- _Data items_:

§

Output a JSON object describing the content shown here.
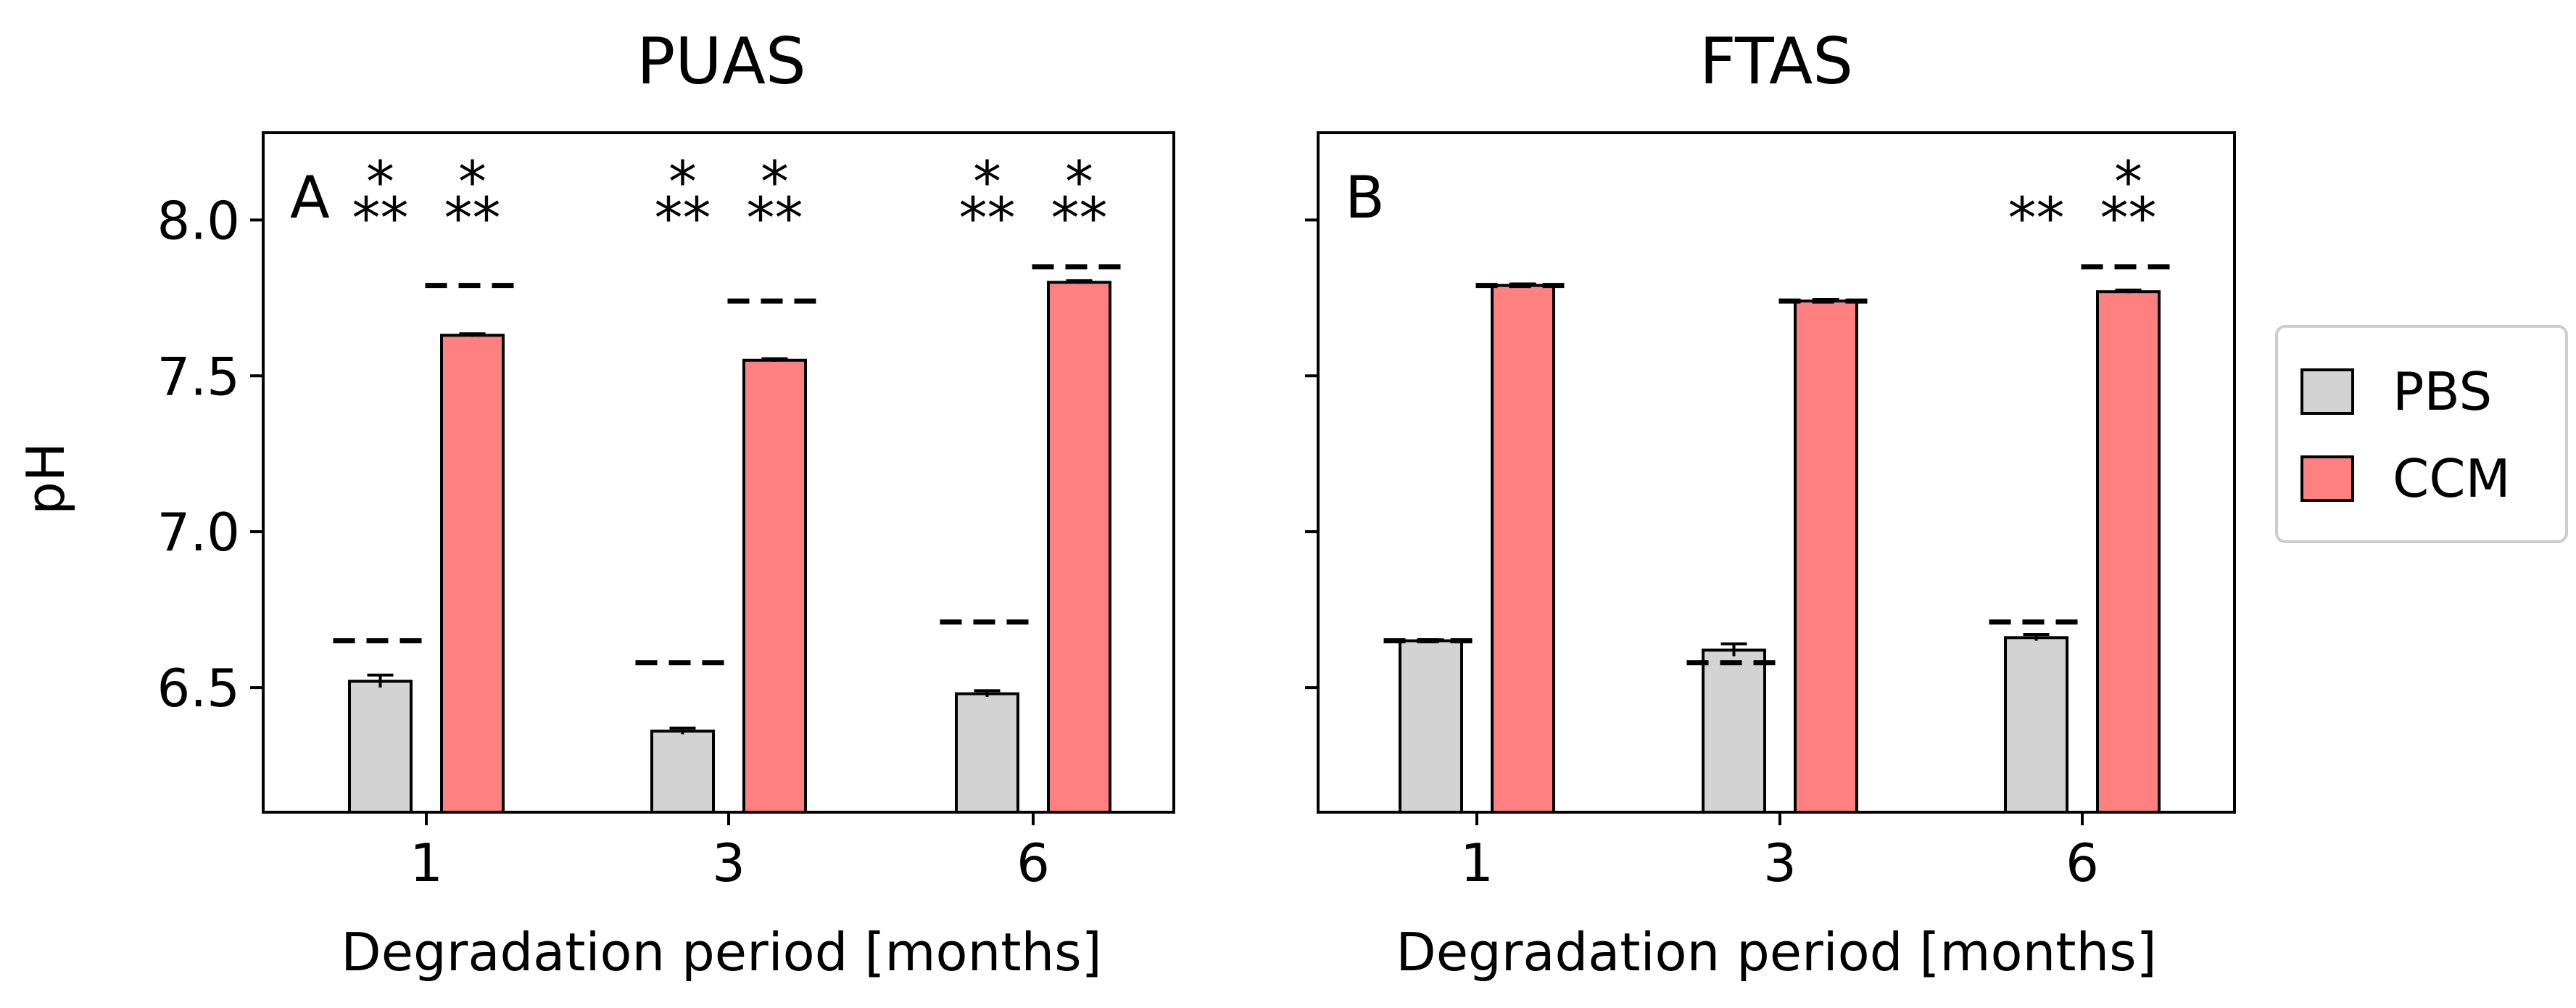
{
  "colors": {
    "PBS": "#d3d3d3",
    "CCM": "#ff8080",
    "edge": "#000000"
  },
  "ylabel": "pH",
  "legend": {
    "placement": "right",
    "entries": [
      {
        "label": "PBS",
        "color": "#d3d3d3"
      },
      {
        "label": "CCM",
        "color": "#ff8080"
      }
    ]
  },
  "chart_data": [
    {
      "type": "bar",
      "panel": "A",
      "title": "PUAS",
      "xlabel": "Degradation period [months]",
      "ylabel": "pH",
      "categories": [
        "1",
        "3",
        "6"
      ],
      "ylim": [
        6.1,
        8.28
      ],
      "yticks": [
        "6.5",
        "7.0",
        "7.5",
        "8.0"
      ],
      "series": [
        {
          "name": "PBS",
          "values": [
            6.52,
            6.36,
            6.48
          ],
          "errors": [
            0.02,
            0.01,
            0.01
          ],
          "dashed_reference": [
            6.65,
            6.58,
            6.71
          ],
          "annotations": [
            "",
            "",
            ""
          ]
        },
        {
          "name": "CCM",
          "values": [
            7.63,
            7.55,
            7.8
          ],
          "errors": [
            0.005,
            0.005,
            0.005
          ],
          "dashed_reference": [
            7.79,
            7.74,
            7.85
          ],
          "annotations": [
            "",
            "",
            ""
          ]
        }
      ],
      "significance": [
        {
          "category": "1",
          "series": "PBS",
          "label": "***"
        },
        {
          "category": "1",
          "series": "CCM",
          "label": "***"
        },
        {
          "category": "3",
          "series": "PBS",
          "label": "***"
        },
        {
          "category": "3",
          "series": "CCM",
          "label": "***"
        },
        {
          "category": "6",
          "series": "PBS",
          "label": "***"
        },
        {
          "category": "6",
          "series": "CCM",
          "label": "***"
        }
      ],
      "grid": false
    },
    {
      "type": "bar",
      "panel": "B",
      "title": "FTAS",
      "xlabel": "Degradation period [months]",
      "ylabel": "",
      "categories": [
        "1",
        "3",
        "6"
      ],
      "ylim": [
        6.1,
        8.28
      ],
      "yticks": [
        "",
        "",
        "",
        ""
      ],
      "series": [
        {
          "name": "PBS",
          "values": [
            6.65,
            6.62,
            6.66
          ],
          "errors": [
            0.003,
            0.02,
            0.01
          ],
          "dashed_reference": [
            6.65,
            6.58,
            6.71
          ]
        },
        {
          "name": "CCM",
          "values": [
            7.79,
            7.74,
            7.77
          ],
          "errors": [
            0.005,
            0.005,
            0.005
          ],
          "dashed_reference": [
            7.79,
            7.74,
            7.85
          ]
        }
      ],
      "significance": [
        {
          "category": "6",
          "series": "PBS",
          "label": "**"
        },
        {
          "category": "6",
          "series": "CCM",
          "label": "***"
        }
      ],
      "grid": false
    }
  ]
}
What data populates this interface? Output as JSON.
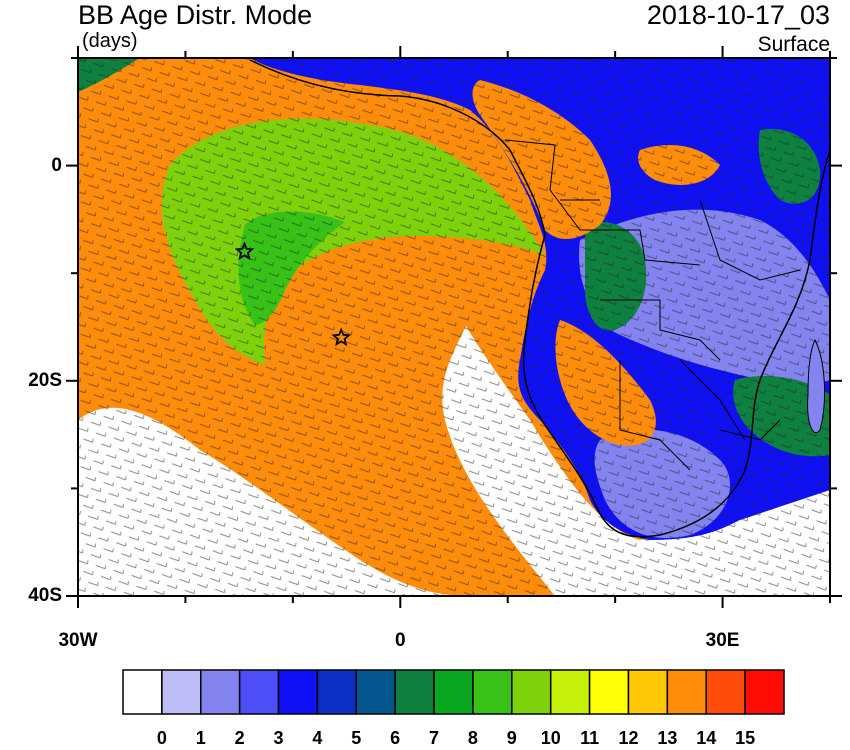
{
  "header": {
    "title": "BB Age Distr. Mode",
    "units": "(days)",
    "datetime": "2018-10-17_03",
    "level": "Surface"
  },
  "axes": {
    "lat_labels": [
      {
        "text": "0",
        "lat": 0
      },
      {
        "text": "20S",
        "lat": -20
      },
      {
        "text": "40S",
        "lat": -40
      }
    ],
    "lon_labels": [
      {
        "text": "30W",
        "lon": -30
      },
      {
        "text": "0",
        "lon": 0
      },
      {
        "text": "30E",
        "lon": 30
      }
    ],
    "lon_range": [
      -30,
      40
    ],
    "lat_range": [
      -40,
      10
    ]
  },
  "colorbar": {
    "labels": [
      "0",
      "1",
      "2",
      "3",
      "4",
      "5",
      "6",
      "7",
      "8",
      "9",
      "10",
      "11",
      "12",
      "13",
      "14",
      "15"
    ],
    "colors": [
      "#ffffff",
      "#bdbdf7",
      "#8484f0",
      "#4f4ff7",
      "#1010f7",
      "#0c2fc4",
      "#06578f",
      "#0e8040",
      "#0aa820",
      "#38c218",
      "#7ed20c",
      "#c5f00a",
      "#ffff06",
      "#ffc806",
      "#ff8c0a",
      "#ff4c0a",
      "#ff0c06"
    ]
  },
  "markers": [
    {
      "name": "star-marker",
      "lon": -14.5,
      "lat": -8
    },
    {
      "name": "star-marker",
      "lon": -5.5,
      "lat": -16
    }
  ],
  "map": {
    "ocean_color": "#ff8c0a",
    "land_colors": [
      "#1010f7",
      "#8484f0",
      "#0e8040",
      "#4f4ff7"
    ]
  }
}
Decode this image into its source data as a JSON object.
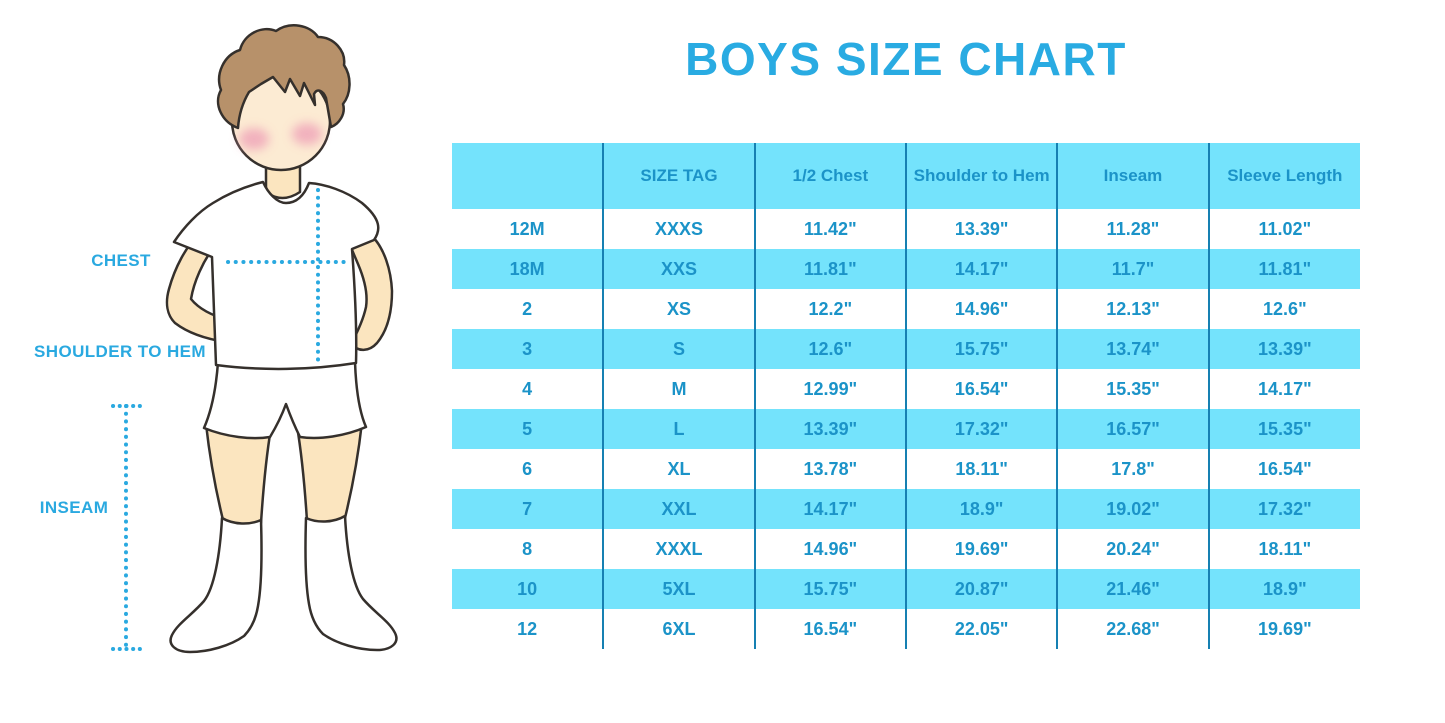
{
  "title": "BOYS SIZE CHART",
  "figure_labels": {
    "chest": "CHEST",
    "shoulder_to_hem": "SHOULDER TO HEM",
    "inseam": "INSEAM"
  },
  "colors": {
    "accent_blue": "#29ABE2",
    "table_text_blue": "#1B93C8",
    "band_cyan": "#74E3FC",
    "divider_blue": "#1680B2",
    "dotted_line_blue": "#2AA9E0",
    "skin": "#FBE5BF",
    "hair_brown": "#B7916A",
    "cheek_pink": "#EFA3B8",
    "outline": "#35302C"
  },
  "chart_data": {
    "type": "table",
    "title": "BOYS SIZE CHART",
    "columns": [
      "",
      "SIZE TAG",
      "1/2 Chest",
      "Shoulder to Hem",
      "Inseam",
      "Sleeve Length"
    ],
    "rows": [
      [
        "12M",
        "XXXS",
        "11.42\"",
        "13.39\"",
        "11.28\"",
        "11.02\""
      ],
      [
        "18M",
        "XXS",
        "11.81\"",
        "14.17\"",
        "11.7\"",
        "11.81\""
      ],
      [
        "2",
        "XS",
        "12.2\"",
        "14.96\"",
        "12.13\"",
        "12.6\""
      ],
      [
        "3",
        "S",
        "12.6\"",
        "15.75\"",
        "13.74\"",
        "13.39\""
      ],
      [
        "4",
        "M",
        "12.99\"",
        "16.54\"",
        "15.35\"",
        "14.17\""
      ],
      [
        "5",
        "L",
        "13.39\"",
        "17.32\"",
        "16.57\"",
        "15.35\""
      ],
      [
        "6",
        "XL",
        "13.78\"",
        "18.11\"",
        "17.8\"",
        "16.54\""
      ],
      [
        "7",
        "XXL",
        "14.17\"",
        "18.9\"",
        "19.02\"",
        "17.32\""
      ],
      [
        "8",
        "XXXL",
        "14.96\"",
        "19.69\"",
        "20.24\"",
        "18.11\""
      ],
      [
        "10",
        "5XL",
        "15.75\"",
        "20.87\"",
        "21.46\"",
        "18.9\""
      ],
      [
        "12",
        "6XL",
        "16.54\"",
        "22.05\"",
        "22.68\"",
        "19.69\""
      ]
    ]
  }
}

§

- _Required task_: Print out the whole of the material word for word, without pictures.

- _Complete output_:
Output a JSON object describing the content shown here.
{
  "colors": {
    "PBS": "#d3d3d3",
    "CCM": "#ff8080",
    "edge": "#000000"
  },
  "ylabel": "pH",
  "legend": {
    "placement": "right",
    "entries": [
      {
        "label": "PBS",
        "color": "#d3d3d3"
      },
      {
        "label": "CCM",
        "color": "#ff8080"
      }
    ]
  },
  "chart_data": [
    {
      "type": "bar",
      "panel": "A",
      "title": "PUAS",
      "xlabel": "Degradation period [months]",
      "ylabel": "pH",
      "categories": [
        "1",
        "3",
        "6"
      ],
      "ylim": [
        6.1,
        8.28
      ],
      "yticks": [
        "6.5",
        "7.0",
        "7.5",
        "8.0"
      ],
      "series": [
        {
          "name": "PBS",
          "values": [
            6.52,
            6.36,
            6.48
          ],
          "errors": [
            0.02,
            0.01,
            0.01
          ],
          "dashed_reference": [
            6.65,
            6.58,
            6.71
          ],
          "annotations": [
            "",
            "",
            ""
          ]
        },
        {
          "name": "CCM",
          "values": [
            7.63,
            7.55,
            7.8
          ],
          "errors": [
            0.005,
            0.005,
            0.005
          ],
          "dashed_reference": [
            7.79,
            7.74,
            7.85
          ],
          "annotations": [
            "",
            "",
            ""
          ]
        }
      ],
      "significance": [
        {
          "category": "1",
          "series": "PBS",
          "label": "***"
        },
        {
          "category": "1",
          "series": "CCM",
          "label": "***"
        },
        {
          "category": "3",
          "series": "PBS",
          "label": "***"
        },
        {
          "category": "3",
          "series": "CCM",
          "label": "***"
        },
        {
          "category": "6",
          "series": "PBS",
          "label": "***"
        },
        {
          "category": "6",
          "series": "CCM",
          "label": "***"
        }
      ],
      "grid": false
    },
    {
      "type": "bar",
      "panel": "B",
      "title": "FTAS",
      "xlabel": "Degradation period [months]",
      "ylabel": "",
      "categories": [
        "1",
        "3",
        "6"
      ],
      "ylim": [
        6.1,
        8.28
      ],
      "yticks": [
        "",
        "",
        "",
        ""
      ],
      "series": [
        {
          "name": "PBS",
          "values": [
            6.65,
            6.62,
            6.66
          ],
          "errors": [
            0.003,
            0.02,
            0.01
          ],
          "dashed_reference": [
            6.65,
            6.58,
            6.71
          ]
        },
        {
          "name": "CCM",
          "values": [
            7.79,
            7.74,
            7.77
          ],
          "errors": [
            0.005,
            0.005,
            0.005
          ],
          "dashed_reference": [
            7.79,
            7.74,
            7.85
          ]
        }
      ],
      "significance": [
        {
          "category": "6",
          "series": "PBS",
          "label": "**"
        },
        {
          "category": "6",
          "series": "CCM",
          "label": "***"
        }
      ],
      "grid": false
    }
  ]
}
What data populates this interface? Output as JSON.
{
  "header": {
    "title": "BB Age Distr. Mode",
    "units": "(days)",
    "datetime": "2018-10-17_03",
    "level": "Surface"
  },
  "axes": {
    "lat_labels": [
      {
        "text": "0",
        "lat": 0
      },
      {
        "text": "20S",
        "lat": -20
      },
      {
        "text": "40S",
        "lat": -40
      }
    ],
    "lon_labels": [
      {
        "text": "30W",
        "lon": -30
      },
      {
        "text": "0",
        "lon": 0
      },
      {
        "text": "30E",
        "lon": 30
      }
    ],
    "lon_range": [
      -30,
      40
    ],
    "lat_range": [
      -40,
      10
    ]
  },
  "colorbar": {
    "labels": [
      "0",
      "1",
      "2",
      "3",
      "4",
      "5",
      "6",
      "7",
      "8",
      "9",
      "10",
      "11",
      "12",
      "13",
      "14",
      "15"
    ],
    "colors": [
      "#ffffff",
      "#bdbdf7",
      "#8484f0",
      "#4f4ff7",
      "#1010f7",
      "#0c2fc4",
      "#06578f",
      "#0e8040",
      "#0aa820",
      "#38c218",
      "#7ed20c",
      "#c5f00a",
      "#ffff06",
      "#ffc806",
      "#ff8c0a",
      "#ff4c0a",
      "#ff0c06"
    ]
  },
  "markers": [
    {
      "name": "star-marker",
      "lon": -14.5,
      "lat": -8
    },
    {
      "name": "star-marker",
      "lon": -5.5,
      "lat": -16
    }
  ],
  "map": {
    "ocean_color": "#ff8c0a",
    "land_colors": [
      "#1010f7",
      "#8484f0",
      "#0e8040",
      "#4f4ff7"
    ]
  }
}
Decode this image into its source data as a JSON object.
{
  "title": "BOYS SIZE CHART",
  "figure_labels": {
    "chest": "CHEST",
    "shoulder_to_hem": "SHOULDER TO HEM",
    "inseam": "INSEAM"
  },
  "colors": {
    "accent_blue": "#29ABE2",
    "table_text_blue": "#1B93C8",
    "band_cyan": "#74E3FC",
    "divider_blue": "#1680B2",
    "dotted_line_blue": "#2AA9E0",
    "skin": "#FBE5BF",
    "hair_brown": "#B7916A",
    "cheek_pink": "#EFA3B8",
    "outline": "#35302C"
  },
  "chart_data": {
    "type": "table",
    "title": "BOYS SIZE CHART",
    "columns": [
      "",
      "SIZE TAG",
      "1/2 Chest",
      "Shoulder to Hem",
      "Inseam",
      "Sleeve Length"
    ],
    "rows": [
      [
        "12M",
        "XXXS",
        "11.42\"",
        "13.39\"",
        "11.28\"",
        "11.02\""
      ],
      [
        "18M",
        "XXS",
        "11.81\"",
        "14.17\"",
        "11.7\"",
        "11.81\""
      ],
      [
        "2",
        "XS",
        "12.2\"",
        "14.96\"",
        "12.13\"",
        "12.6\""
      ],
      [
        "3",
        "S",
        "12.6\"",
        "15.75\"",
        "13.74\"",
        "13.39\""
      ],
      [
        "4",
        "M",
        "12.99\"",
        "16.54\"",
        "15.35\"",
        "14.17\""
      ],
      [
        "5",
        "L",
        "13.39\"",
        "17.32\"",
        "16.57\"",
        "15.35\""
      ],
      [
        "6",
        "XL",
        "13.78\"",
        "18.11\"",
        "17.8\"",
        "16.54\""
      ],
      [
        "7",
        "XXL",
        "14.17\"",
        "18.9\"",
        "19.02\"",
        "17.32\""
      ],
      [
        "8",
        "XXXL",
        "14.96\"",
        "19.69\"",
        "20.24\"",
        "18.11\""
      ],
      [
        "10",
        "5XL",
        "15.75\"",
        "20.87\"",
        "21.46\"",
        "18.9\""
      ],
      [
        "12",
        "6XL",
        "16.54\"",
        "22.05\"",
        "22.68\"",
        "19.69\""
      ]
    ]
  }
}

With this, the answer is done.